** WHAT IS NEEDED **
Look through the entries below, please, and copy every line with the word "bílkovin".

** MATERIAL TO PROCESS **
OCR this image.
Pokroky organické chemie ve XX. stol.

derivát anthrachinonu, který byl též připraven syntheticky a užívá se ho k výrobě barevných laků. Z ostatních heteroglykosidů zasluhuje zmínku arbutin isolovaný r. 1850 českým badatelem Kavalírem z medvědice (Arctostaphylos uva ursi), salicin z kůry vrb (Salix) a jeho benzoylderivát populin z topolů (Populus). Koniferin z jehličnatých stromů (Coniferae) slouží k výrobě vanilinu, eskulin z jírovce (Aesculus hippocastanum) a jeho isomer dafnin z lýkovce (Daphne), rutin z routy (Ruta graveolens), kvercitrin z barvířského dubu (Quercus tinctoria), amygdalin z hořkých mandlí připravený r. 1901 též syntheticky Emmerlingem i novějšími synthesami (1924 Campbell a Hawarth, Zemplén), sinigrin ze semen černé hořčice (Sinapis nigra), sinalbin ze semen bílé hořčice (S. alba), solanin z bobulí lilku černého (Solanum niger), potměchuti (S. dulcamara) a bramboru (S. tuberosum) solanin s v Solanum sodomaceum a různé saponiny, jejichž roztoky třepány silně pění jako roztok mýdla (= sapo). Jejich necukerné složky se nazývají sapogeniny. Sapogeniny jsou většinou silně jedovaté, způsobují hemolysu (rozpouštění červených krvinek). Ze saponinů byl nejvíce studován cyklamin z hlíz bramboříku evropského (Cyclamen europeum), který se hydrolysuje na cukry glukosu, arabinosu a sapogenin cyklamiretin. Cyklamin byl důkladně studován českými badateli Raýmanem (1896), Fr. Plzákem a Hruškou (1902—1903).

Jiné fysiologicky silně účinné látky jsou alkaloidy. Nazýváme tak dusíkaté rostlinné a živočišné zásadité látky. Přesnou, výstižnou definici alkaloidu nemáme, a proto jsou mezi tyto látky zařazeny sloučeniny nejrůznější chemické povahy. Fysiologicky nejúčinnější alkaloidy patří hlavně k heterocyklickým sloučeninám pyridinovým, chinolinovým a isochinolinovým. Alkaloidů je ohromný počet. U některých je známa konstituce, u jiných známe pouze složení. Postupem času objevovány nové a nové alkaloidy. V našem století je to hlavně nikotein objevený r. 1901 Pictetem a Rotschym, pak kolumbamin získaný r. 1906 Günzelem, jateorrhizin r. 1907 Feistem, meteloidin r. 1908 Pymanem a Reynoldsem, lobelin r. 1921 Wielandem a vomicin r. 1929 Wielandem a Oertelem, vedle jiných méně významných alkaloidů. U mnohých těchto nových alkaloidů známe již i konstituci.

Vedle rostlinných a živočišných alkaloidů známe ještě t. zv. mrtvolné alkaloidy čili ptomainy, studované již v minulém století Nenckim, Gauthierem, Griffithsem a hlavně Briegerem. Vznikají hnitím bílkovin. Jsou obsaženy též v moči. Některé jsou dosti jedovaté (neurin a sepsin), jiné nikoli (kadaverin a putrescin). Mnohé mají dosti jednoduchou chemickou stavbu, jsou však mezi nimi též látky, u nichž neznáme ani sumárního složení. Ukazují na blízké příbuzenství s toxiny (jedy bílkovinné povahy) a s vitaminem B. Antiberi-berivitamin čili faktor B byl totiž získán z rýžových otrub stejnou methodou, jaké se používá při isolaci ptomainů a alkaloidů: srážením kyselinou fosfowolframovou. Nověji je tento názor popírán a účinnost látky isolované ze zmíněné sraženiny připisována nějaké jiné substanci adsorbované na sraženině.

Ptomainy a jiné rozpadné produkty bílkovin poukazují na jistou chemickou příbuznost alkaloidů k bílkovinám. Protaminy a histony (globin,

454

** SOLUTION **
Vedle rostlinných a živočišných alkaloidů známe ještě t. zv. mrtvolné alkaloidy čili ptomainy, studované již v minulém století Nenckim, Gauthierem, Griffithsem a hlavně Briegerem. Vznikají hnitím bílkovin. Jsou obsaženy též v moči. Některé jsou dosti jedovaté (neurin a sepsin), jiné nikoli (kadaverin a putrescin). Mnohé mají dosti jednoduchou chemickou stavbu, jsou však mezi nimi též látky, u nichž neznáme ani sumárního složení. Ukazují na blízké příbuzenství s toxiny (jedy bílkovinné povahy) a s vitaminem B. Antiberi-berivitamin čili faktor B byl totiž získán z rýžových otrub stejnou methodou, jaké se používá při isolaci ptomainů a alkaloidů: srážením kyselinou fosfowolframovou. Nověji je tento názor popírán a účinnost látky isolované ze zmíněné sraženiny připisována nějaké jiné substanci adsorbované na sraženině.
Ptomainy a jiné rozpadné produkty bílkovin poukazují na jistou chemickou příbuznost alkaloidů k bílkovinám. Protaminy a histony (globin,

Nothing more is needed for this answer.